──────── PROVIDED ENTRIES ────────
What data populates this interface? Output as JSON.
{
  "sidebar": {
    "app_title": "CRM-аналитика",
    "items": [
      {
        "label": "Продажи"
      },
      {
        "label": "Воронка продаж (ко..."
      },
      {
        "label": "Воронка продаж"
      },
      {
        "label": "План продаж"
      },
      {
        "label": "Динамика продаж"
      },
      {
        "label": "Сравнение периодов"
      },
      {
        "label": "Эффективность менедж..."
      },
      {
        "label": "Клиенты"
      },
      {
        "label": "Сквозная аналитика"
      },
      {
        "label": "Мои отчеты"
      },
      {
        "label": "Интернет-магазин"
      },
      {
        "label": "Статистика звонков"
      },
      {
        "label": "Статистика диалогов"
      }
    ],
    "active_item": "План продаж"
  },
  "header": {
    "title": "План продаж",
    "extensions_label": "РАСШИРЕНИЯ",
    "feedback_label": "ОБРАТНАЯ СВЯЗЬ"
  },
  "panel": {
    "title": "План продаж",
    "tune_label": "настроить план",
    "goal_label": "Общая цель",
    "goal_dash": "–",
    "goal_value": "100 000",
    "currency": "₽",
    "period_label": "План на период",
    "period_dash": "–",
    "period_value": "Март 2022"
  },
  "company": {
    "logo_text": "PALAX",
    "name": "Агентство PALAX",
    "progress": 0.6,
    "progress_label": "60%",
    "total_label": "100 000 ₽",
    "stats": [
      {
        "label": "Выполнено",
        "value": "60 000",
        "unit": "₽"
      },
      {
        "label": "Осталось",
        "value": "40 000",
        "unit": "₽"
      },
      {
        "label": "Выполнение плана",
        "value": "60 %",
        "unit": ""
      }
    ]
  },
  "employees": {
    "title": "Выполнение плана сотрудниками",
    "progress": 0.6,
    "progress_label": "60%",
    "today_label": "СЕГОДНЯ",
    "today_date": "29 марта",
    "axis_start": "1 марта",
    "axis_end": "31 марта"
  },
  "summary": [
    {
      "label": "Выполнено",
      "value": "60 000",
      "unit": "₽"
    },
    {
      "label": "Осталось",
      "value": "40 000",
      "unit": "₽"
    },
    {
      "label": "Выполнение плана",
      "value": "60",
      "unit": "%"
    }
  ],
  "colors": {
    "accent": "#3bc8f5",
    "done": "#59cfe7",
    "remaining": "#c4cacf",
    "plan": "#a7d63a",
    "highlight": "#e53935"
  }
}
────────
**EXERCISE DETAILS:**
Copy out the material above in its entirety. Every detail must match.

**ANSWER BELOW:**
What data populates this interface? Output as JSON.
{
  "sidebar": {
    "app_title": "CRM-аналитика",
    "items": [
      {
        "label": "Продажи"
      },
      {
        "label": "Воронка продаж (ко..."
      },
      {
        "label": "Воронка продаж"
      },
      {
        "label": "План продаж"
      },
      {
        "label": "Динамика продаж"
      },
      {
        "label": "Сравнение периодов"
      },
      {
        "label": "Эффективность менедж..."
      },
      {
        "label": "Клиенты"
      },
      {
        "label": "Сквозная аналитика"
      },
      {
        "label": "Мои отчеты"
      },
      {
        "label": "Интернет-магазин"
      },
      {
        "label": "Статистика звонков"
      },
      {
        "label": "Статистика диалогов"
      }
    ],
    "active_item": "План продаж"
  },
  "header": {
    "title": "План продаж",
    "extensions_label": "РАСШИРЕНИЯ",
    "feedback_label": "ОБРАТНАЯ СВЯЗЬ"
  },
  "panel": {
    "title": "План продаж",
    "tune_label": "настроить план",
    "goal_label": "Общая цель",
    "goal_dash": "–",
    "goal_value": "100 000",
    "currency": "₽",
    "period_label": "План на период",
    "period_dash": "–",
    "period_value": "Март 2022"
  },
  "company": {
    "logo_text": "PALAX",
    "name": "Агентство PALAX",
    "progress": 0.6,
    "progress_label": "60%",
    "total_label": "100 000 ₽",
    "stats": [
      {
        "label": "Выполнено",
        "value": "60 000",
        "unit": "₽"
      },
      {
        "label": "Осталось",
        "value": "40 000",
        "unit": "₽"
      },
      {
        "label": "Выполнение плана",
        "value": "60 %",
        "unit": ""
      }
    ]
  },
  "employees": {
    "title": "Выполнение плана сотрудниками",
    "progress": 0.6,
    "progress_label": "60%",
    "today_label": "СЕГОДНЯ",
    "today_date": "29 марта",
    "axis_start": "1 марта",
    "axis_end": "31 марта"
  },
  "summary": [
    {
      "label": "Выполнено",
      "value": "60 000",
      "unit": "₽"
    },
    {
      "label": "Осталось",
      "value": "40 000",
      "unit": "₽"
    },
    {
      "label": "Выполнение плана",
      "value": "60",
      "unit": "%"
    }
  ],
  "colors": {
    "accent": "#3bc8f5",
    "done": "#59cfe7",
    "remaining": "#c4cacf",
    "plan": "#a7d63a",
    "highlight": "#e53935"
  }
}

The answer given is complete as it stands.